>> Start Source material
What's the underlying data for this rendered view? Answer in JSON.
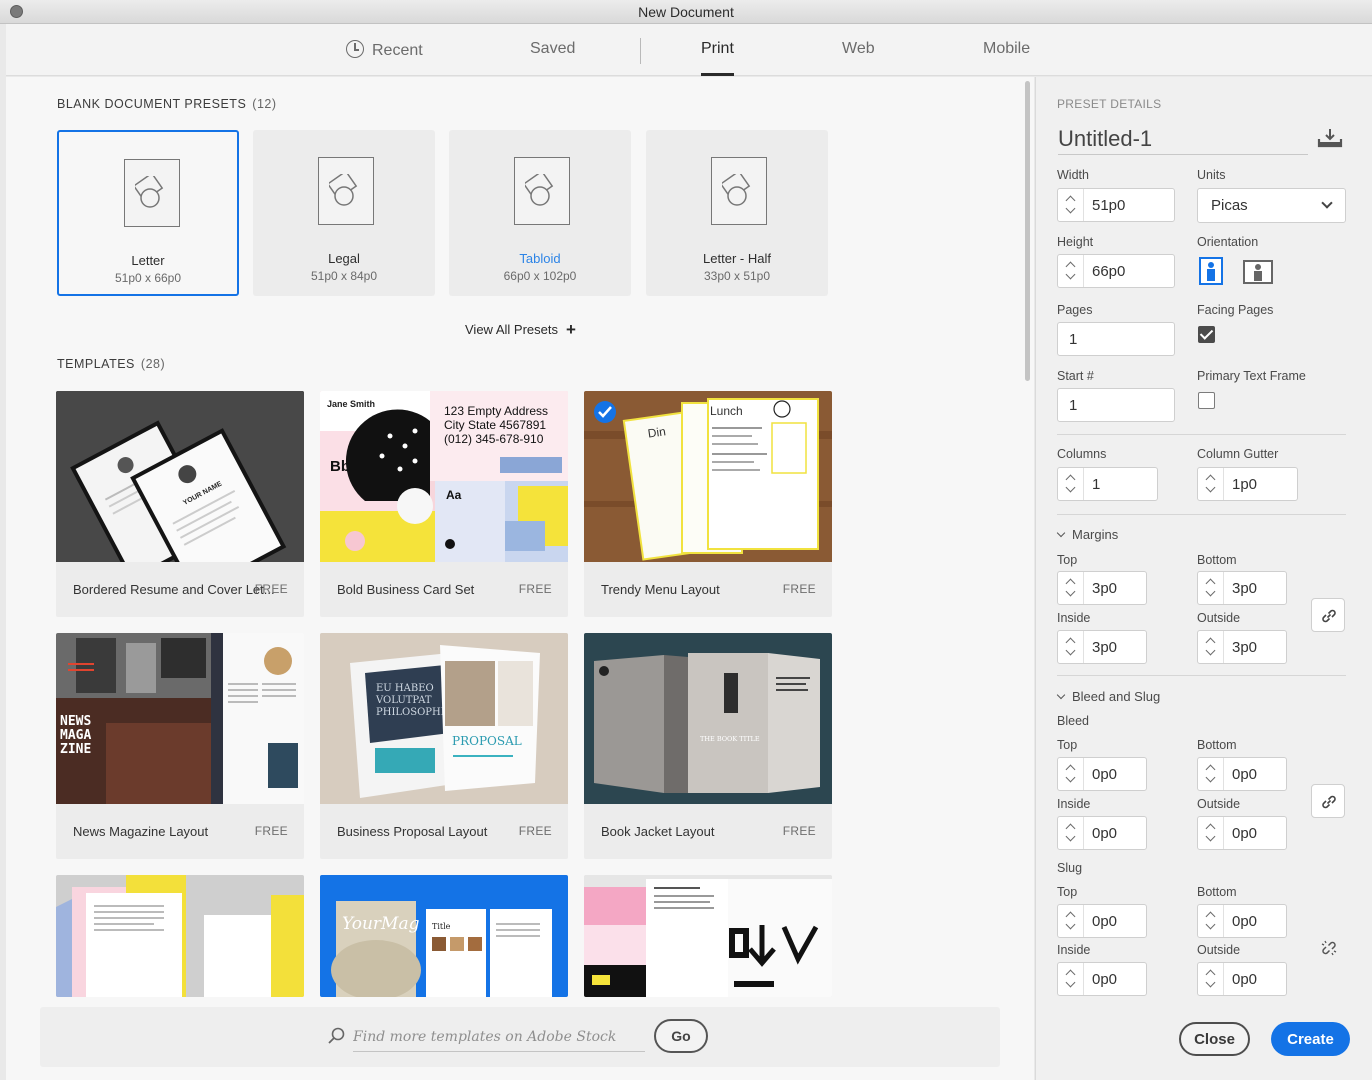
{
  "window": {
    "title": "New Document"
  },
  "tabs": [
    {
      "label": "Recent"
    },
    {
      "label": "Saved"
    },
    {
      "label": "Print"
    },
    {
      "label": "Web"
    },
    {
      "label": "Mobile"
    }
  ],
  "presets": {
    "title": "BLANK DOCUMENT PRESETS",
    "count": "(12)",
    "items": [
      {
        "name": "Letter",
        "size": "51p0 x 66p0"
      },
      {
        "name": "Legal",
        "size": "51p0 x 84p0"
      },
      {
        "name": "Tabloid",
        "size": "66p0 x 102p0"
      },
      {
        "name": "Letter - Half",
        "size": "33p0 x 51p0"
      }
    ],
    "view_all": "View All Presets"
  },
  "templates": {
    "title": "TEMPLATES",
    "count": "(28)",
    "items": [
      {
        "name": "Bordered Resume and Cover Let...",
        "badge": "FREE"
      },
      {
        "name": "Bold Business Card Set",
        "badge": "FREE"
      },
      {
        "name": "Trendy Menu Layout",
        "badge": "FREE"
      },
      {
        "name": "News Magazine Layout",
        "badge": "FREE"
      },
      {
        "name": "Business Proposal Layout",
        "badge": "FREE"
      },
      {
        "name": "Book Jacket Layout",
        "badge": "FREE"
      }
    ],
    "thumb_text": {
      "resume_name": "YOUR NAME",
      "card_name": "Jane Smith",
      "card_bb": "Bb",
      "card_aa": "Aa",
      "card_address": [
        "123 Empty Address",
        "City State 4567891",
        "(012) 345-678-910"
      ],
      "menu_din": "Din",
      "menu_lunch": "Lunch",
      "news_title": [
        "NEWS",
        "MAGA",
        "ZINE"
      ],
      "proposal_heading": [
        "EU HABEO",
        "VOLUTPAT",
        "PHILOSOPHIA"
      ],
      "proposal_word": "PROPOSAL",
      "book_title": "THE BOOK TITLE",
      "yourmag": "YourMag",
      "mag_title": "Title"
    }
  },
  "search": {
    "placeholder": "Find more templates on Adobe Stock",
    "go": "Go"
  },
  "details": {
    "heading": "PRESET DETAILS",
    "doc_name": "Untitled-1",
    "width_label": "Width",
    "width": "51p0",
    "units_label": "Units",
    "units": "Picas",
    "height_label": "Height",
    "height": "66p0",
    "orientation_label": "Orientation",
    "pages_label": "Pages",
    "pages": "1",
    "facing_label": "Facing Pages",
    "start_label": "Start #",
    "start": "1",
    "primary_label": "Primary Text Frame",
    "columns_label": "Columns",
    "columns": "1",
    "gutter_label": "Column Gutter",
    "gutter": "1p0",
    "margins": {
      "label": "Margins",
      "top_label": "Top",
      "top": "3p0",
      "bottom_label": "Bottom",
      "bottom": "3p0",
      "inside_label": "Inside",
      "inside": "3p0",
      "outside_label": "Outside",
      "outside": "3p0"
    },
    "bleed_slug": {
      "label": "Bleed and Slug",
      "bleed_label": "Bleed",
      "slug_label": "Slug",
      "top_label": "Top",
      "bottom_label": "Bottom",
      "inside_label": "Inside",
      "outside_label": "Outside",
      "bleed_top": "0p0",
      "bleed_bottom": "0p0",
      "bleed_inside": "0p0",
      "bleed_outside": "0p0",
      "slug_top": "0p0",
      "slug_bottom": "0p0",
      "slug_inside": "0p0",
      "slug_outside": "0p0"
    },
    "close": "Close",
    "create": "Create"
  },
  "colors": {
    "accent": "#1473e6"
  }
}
>> End Source material
>> Start Source material
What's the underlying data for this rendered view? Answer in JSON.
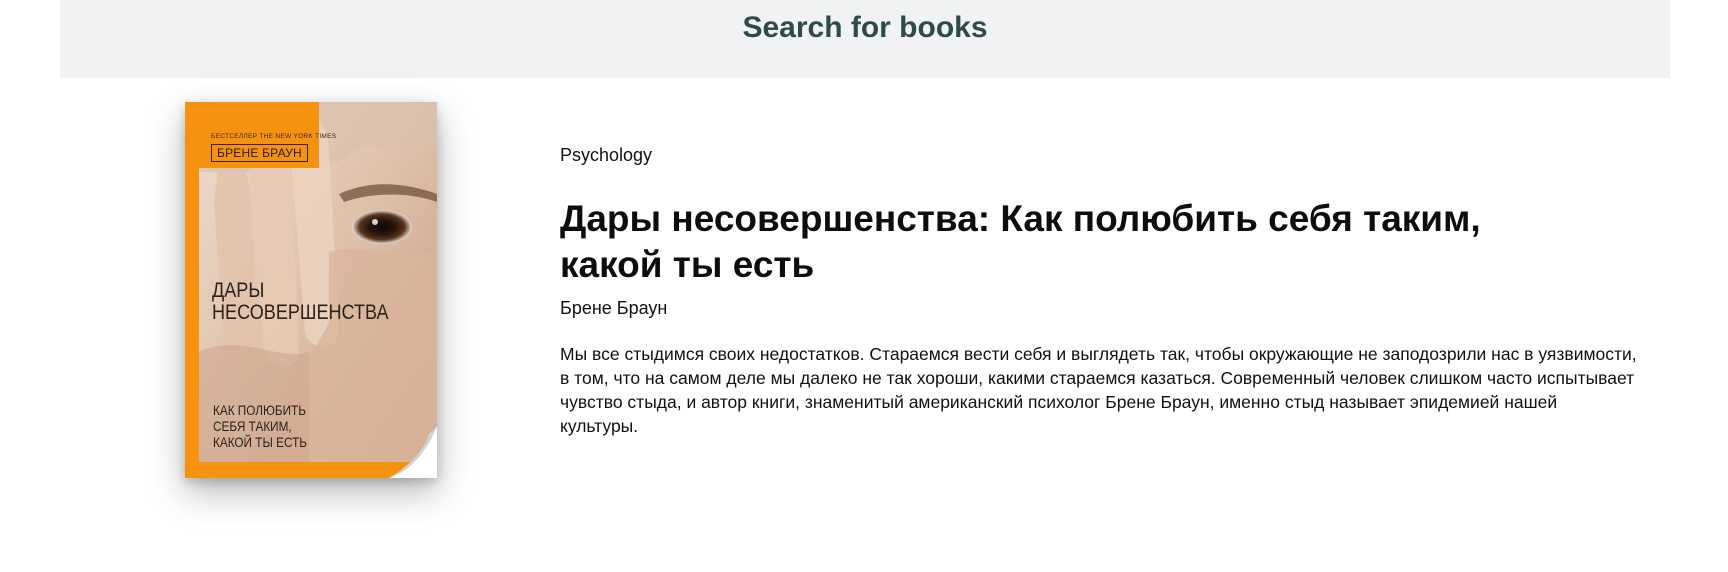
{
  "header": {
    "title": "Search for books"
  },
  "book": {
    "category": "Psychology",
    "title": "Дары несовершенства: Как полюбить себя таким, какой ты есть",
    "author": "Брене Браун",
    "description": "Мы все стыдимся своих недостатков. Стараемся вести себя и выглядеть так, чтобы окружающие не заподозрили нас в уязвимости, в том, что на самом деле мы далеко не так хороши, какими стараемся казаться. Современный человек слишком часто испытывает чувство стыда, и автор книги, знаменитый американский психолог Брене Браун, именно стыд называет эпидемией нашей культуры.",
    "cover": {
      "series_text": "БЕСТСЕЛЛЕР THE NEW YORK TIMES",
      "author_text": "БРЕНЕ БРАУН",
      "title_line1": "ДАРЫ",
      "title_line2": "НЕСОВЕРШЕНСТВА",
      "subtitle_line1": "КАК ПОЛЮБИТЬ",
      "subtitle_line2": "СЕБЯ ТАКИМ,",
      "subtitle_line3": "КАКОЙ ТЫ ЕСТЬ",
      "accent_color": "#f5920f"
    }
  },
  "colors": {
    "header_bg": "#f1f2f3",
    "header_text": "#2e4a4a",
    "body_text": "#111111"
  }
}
>> End Source material
>> Start Source material
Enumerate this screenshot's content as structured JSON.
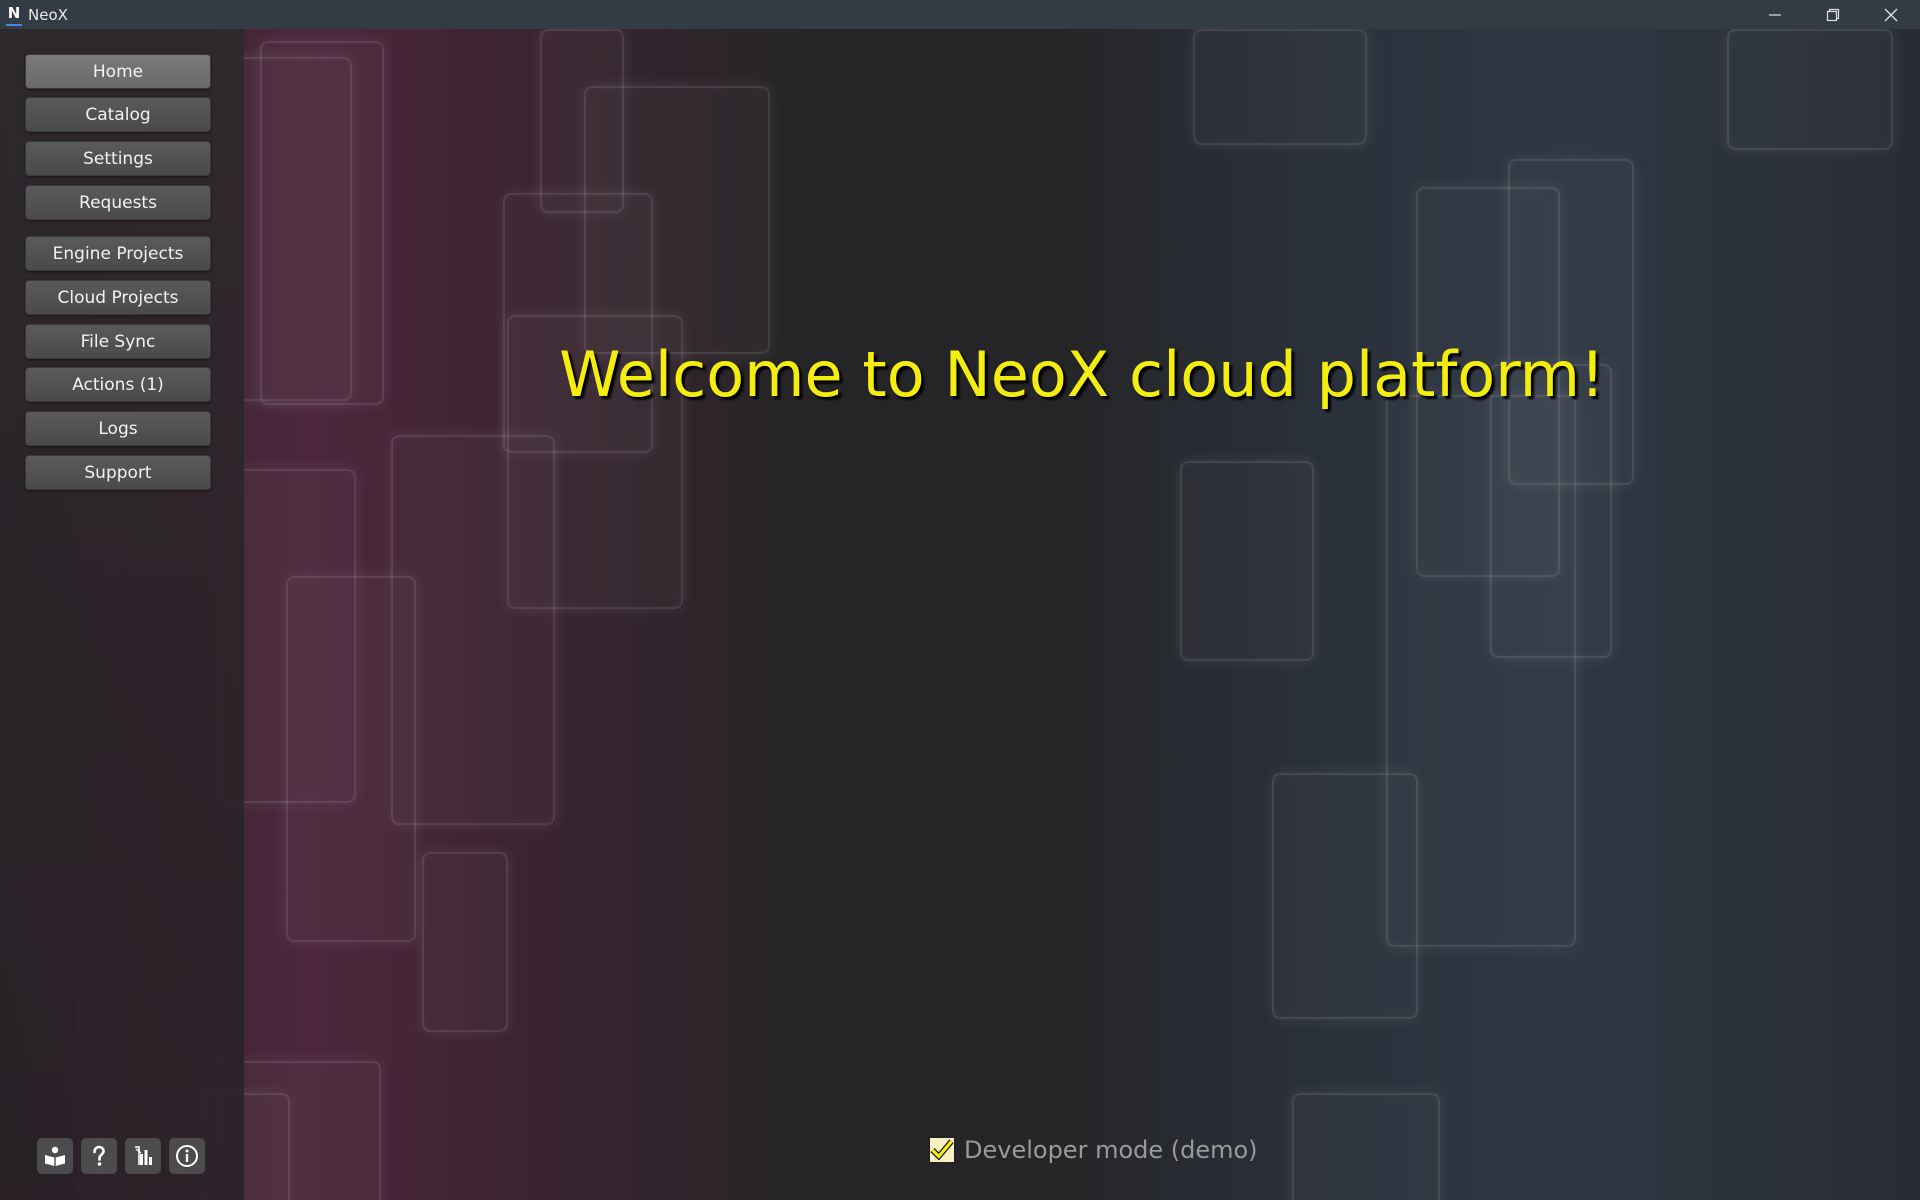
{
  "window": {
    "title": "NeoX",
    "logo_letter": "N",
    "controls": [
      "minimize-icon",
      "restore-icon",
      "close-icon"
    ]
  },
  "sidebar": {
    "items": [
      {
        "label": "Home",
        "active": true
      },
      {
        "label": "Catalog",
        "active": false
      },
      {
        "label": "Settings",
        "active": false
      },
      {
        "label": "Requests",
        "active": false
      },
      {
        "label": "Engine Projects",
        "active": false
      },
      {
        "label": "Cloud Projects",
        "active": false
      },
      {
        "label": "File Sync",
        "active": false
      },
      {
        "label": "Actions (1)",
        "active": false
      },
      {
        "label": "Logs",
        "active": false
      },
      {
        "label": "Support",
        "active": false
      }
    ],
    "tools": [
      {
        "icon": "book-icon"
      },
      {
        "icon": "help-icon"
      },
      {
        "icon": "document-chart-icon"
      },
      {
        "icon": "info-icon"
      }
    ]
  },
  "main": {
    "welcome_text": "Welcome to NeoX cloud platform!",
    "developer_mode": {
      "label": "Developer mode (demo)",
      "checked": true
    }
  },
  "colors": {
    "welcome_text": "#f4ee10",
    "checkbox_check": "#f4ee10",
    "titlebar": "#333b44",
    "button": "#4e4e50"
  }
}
>> End Source material
The task:
Scan the material above. Copy each line that holds the word "Business".

Correct result:
        "name": "Bold Business Card Set",
        "name": "Business Proposal Layout",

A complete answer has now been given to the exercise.